* _Figure data in JSON_:
┄┄┄┄┄┄┄┄┄┄┄┄┄┄┄┄┄┄┄┄

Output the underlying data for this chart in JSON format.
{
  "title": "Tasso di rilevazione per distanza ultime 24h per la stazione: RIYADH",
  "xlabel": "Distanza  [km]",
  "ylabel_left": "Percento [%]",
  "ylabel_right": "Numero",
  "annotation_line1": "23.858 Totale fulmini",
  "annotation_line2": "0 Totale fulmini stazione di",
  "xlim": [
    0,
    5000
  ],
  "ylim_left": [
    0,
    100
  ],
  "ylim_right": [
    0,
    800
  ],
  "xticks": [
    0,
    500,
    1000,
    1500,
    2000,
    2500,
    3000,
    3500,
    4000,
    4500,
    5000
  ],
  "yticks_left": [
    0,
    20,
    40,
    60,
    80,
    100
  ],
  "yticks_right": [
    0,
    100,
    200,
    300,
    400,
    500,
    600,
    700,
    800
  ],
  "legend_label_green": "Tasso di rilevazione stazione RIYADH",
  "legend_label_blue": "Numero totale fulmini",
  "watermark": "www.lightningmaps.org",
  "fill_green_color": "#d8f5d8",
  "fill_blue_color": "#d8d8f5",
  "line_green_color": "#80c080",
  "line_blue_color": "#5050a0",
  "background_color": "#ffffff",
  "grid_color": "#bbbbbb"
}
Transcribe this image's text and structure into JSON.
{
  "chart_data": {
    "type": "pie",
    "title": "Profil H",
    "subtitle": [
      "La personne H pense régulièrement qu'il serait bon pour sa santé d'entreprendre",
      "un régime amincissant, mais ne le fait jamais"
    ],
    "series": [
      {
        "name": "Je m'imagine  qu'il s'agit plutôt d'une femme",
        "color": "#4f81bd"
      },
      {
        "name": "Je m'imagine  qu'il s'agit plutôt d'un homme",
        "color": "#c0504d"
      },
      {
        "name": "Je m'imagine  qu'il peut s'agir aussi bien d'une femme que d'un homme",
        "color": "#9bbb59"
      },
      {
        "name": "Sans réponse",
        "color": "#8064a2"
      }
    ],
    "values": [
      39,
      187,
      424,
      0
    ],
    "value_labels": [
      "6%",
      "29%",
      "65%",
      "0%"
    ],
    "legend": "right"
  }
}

┄┄┄┄┄┄┄┄┄┄┄┄┄┄┄┄┄┄┄┄

* _Given problem_:
Pick every line with "name" in it and copy it.

* _Answer for this exercise_:
        "name": "Je m'imagine  qu'il s'agit plutôt d'une femme",
        "name": "Je m'imagine  qu'il s'agit plutôt d'un homme",
        "name": "Je m'imagine  qu'il peut s'agir aussi bien d'une femme que d'un homme",
        "name": "Sans réponse",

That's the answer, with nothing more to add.